INPUT ROWS:
• • • • • • •

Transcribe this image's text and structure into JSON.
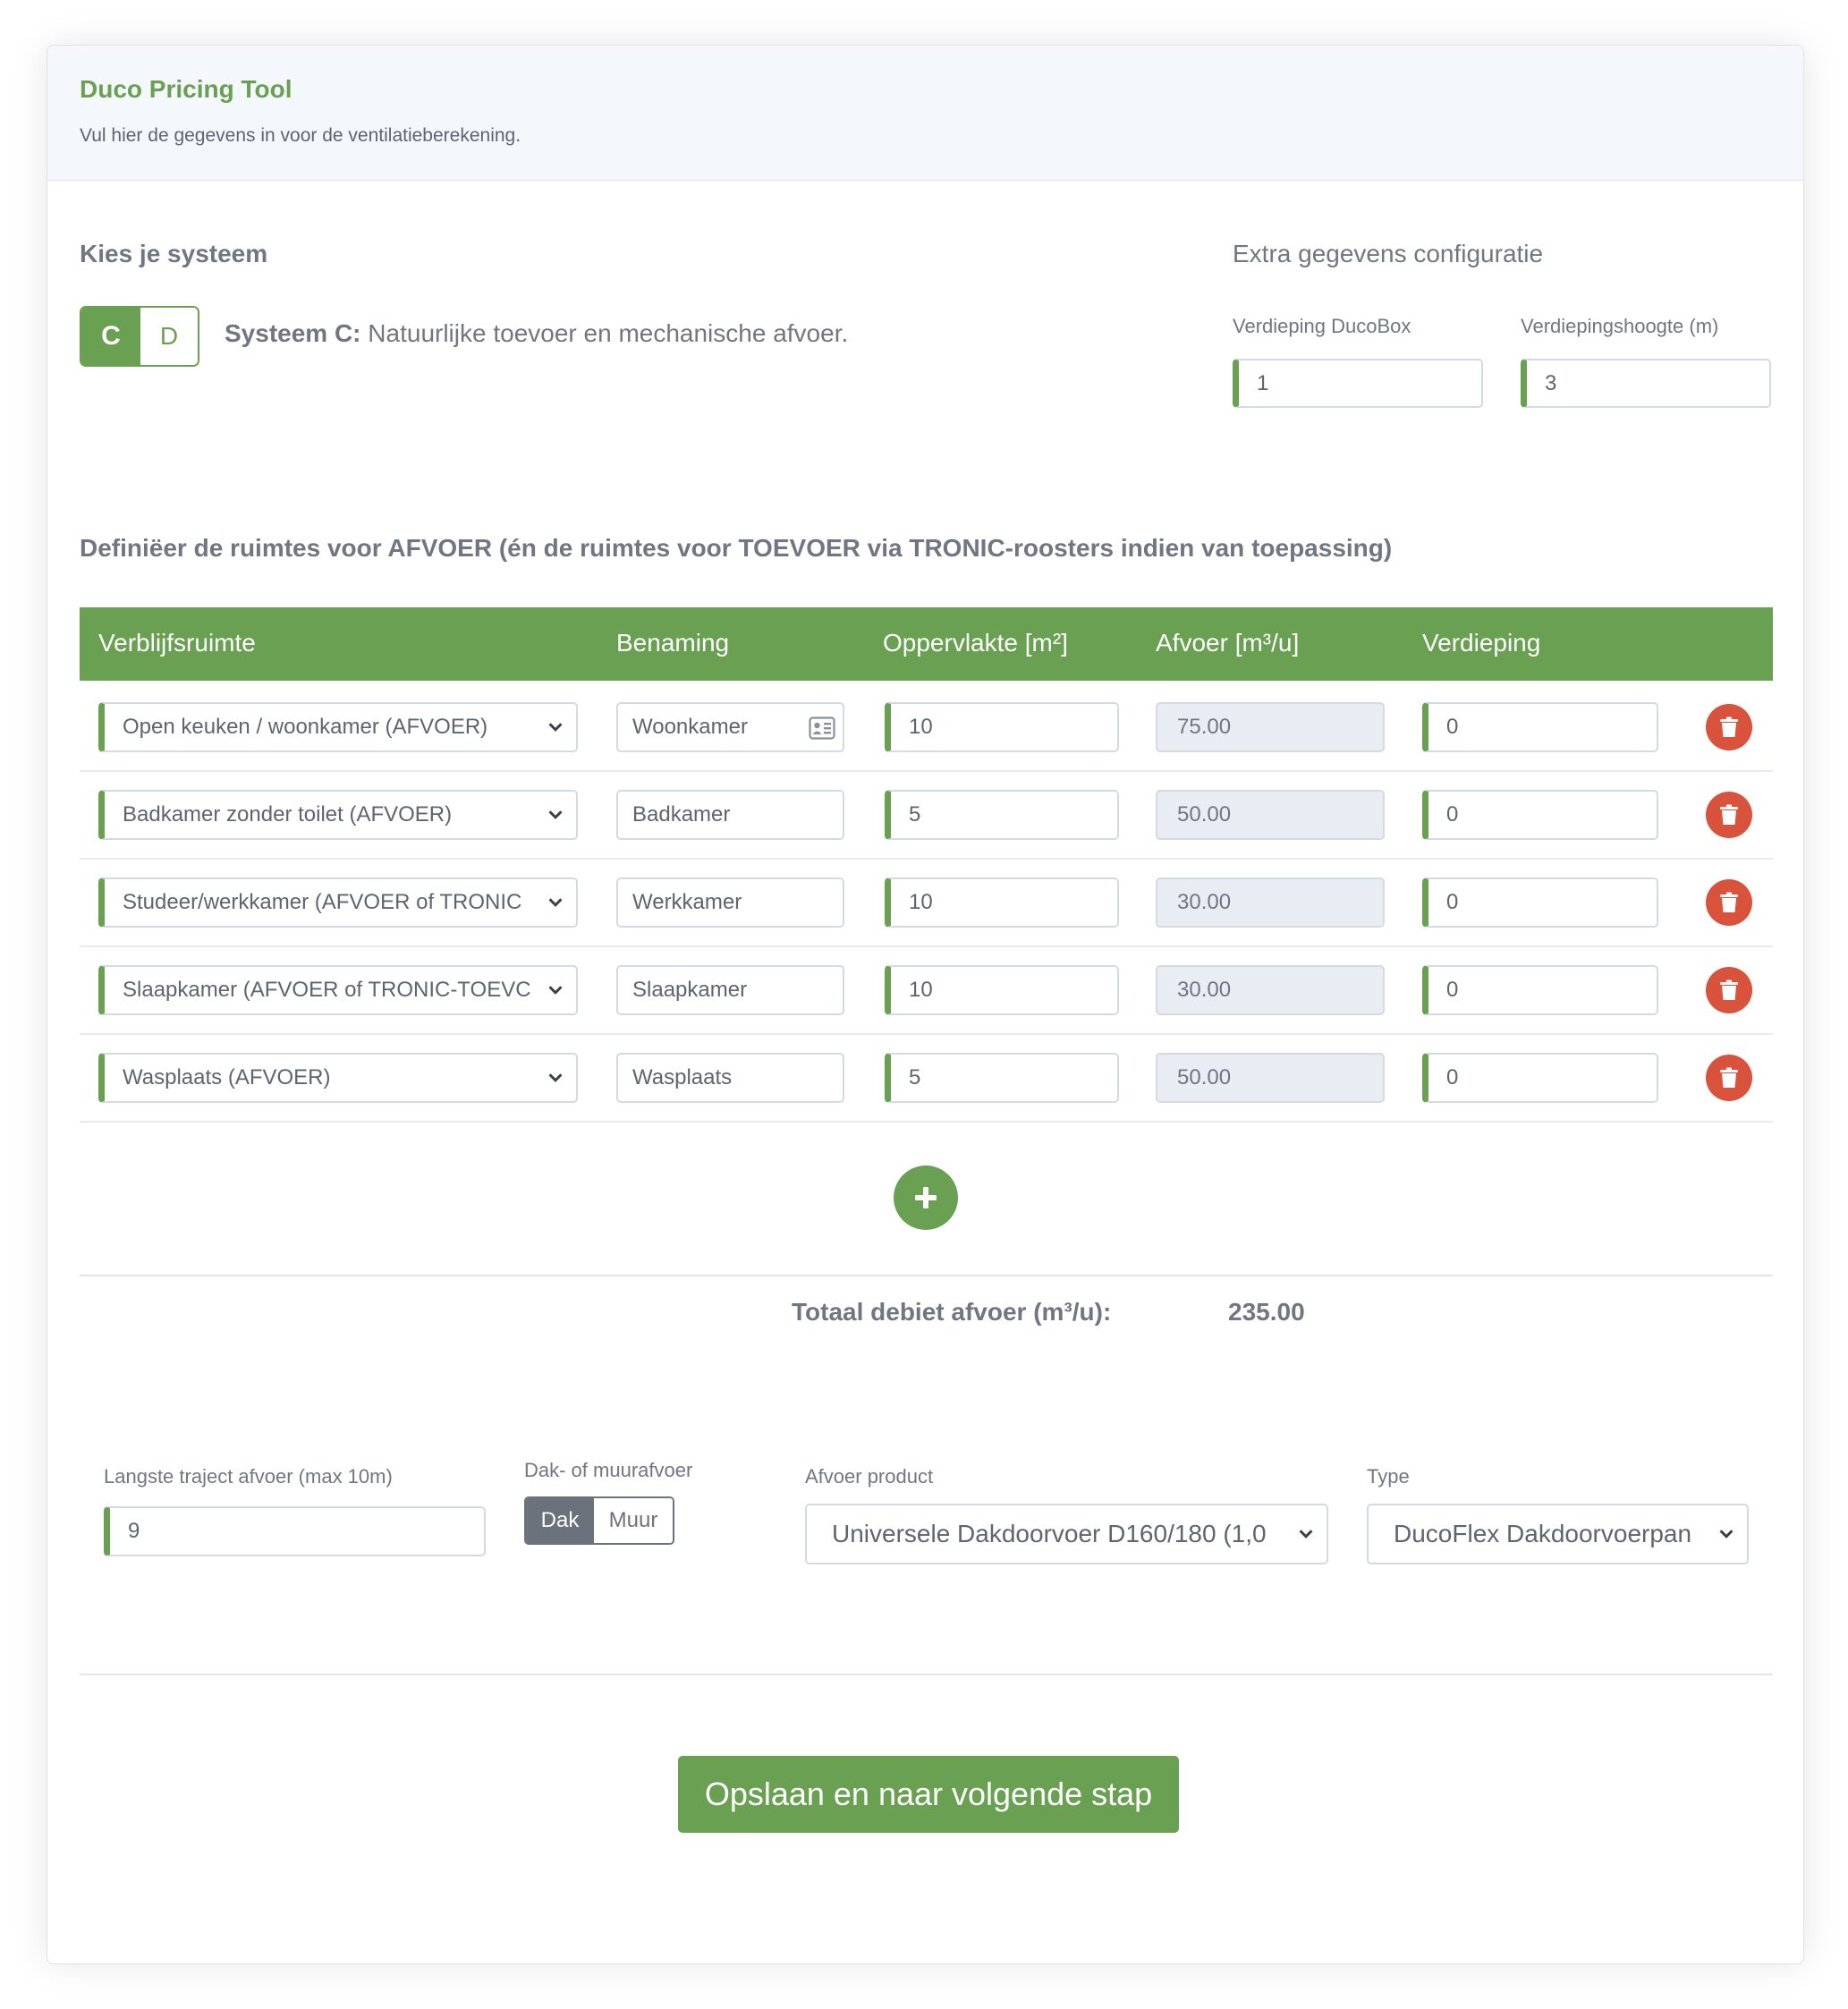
{
  "header": {
    "title": "Duco Pricing Tool",
    "subtitle": "Vul hier de gegevens in voor de ventilatieberekening."
  },
  "system": {
    "heading": "Kies je systeem",
    "options": [
      "C",
      "D"
    ],
    "selected": "C",
    "description_bold": "Systeem C:",
    "description": " Natuurlijke toevoer en mechanische afvoer."
  },
  "extra": {
    "heading": "Extra gegevens configuratie",
    "floor_label": "Verdieping DucoBox",
    "floor_value": "1",
    "height_label": "Verdiepingshoogte (m)",
    "height_value": "3"
  },
  "rooms_heading": "Definiëer de ruimtes voor AFVOER (én de ruimtes voor TOEVOER via TRONIC-roosters indien van toepassing)",
  "table": {
    "columns": [
      "Verblijfsruimte",
      "Benaming",
      "Oppervlakte [m²]",
      "Afvoer [m³/u]",
      "Verdieping"
    ],
    "rows": [
      {
        "room": "Open keuken / woonkamer (AFVOER)",
        "name": "Woonkamer",
        "area": "10",
        "exhaust": "75.00",
        "floor": "0"
      },
      {
        "room": "Badkamer zonder toilet (AFVOER)",
        "name": "Badkamer",
        "area": "5",
        "exhaust": "50.00",
        "floor": "0"
      },
      {
        "room": "Studeer/werkkamer (AFVOER of TRONIC",
        "name": "Werkkamer",
        "area": "10",
        "exhaust": "30.00",
        "floor": "0"
      },
      {
        "room": "Slaapkamer (AFVOER of TRONIC-TOEVC",
        "name": "Slaapkamer",
        "area": "10",
        "exhaust": "30.00",
        "floor": "0"
      },
      {
        "room": "Wasplaats (AFVOER)",
        "name": "Wasplaats",
        "area": "5",
        "exhaust": "50.00",
        "floor": "0"
      }
    ]
  },
  "total": {
    "label": "Totaal debiet afvoer (m³/u):",
    "value": "235.00"
  },
  "exhaust": {
    "route_label": "Langste traject afvoer (max 10m)",
    "route_value": "9",
    "mount_label": "Dak- of muurafvoer",
    "mount_options": [
      "Dak",
      "Muur"
    ],
    "mount_selected": "Dak",
    "product_label": "Afvoer product",
    "product_value": "Universele Dakdoorvoer D160/180 (1,0",
    "type_label": "Type",
    "type_value": "DucoFlex Dakdoorvoerpan"
  },
  "save_label": "Opslaan en naar volgende stap",
  "colors": {
    "accent": "#6aa052",
    "danger": "#d9533c",
    "readonly_bg": "#e9ecf2"
  }
}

• • • • • • •

SET TASK: Give every line back word for word and leave the pictures out.

TASK RESPONSE:
Transcribe this image's text and structure into JSON.
{
  "header": {
    "title": "Duco Pricing Tool",
    "subtitle": "Vul hier de gegevens in voor de ventilatieberekening."
  },
  "system": {
    "heading": "Kies je systeem",
    "options": [
      "C",
      "D"
    ],
    "selected": "C",
    "description_bold": "Systeem C:",
    "description": " Natuurlijke toevoer en mechanische afvoer."
  },
  "extra": {
    "heading": "Extra gegevens configuratie",
    "floor_label": "Verdieping DucoBox",
    "floor_value": "1",
    "height_label": "Verdiepingshoogte (m)",
    "height_value": "3"
  },
  "rooms_heading": "Definiëer de ruimtes voor AFVOER (én de ruimtes voor TOEVOER via TRONIC-roosters indien van toepassing)",
  "table": {
    "columns": [
      "Verblijfsruimte",
      "Benaming",
      "Oppervlakte [m²]",
      "Afvoer [m³/u]",
      "Verdieping"
    ],
    "rows": [
      {
        "room": "Open keuken / woonkamer (AFVOER)",
        "name": "Woonkamer",
        "area": "10",
        "exhaust": "75.00",
        "floor": "0"
      },
      {
        "room": "Badkamer zonder toilet (AFVOER)",
        "name": "Badkamer",
        "area": "5",
        "exhaust": "50.00",
        "floor": "0"
      },
      {
        "room": "Studeer/werkkamer (AFVOER of TRONIC",
        "name": "Werkkamer",
        "area": "10",
        "exhaust": "30.00",
        "floor": "0"
      },
      {
        "room": "Slaapkamer (AFVOER of TRONIC-TOEVC",
        "name": "Slaapkamer",
        "area": "10",
        "exhaust": "30.00",
        "floor": "0"
      },
      {
        "room": "Wasplaats (AFVOER)",
        "name": "Wasplaats",
        "area": "5",
        "exhaust": "50.00",
        "floor": "0"
      }
    ]
  },
  "total": {
    "label": "Totaal debiet afvoer (m³/u):",
    "value": "235.00"
  },
  "exhaust": {
    "route_label": "Langste traject afvoer (max 10m)",
    "route_value": "9",
    "mount_label": "Dak- of muurafvoer",
    "mount_options": [
      "Dak",
      "Muur"
    ],
    "mount_selected": "Dak",
    "product_label": "Afvoer product",
    "product_value": "Universele Dakdoorvoer D160/180 (1,0",
    "type_label": "Type",
    "type_value": "DucoFlex Dakdoorvoerpan"
  },
  "save_label": "Opslaan en naar volgende stap",
  "colors": {
    "accent": "#6aa052",
    "danger": "#d9533c",
    "readonly_bg": "#e9ecf2"
  }
}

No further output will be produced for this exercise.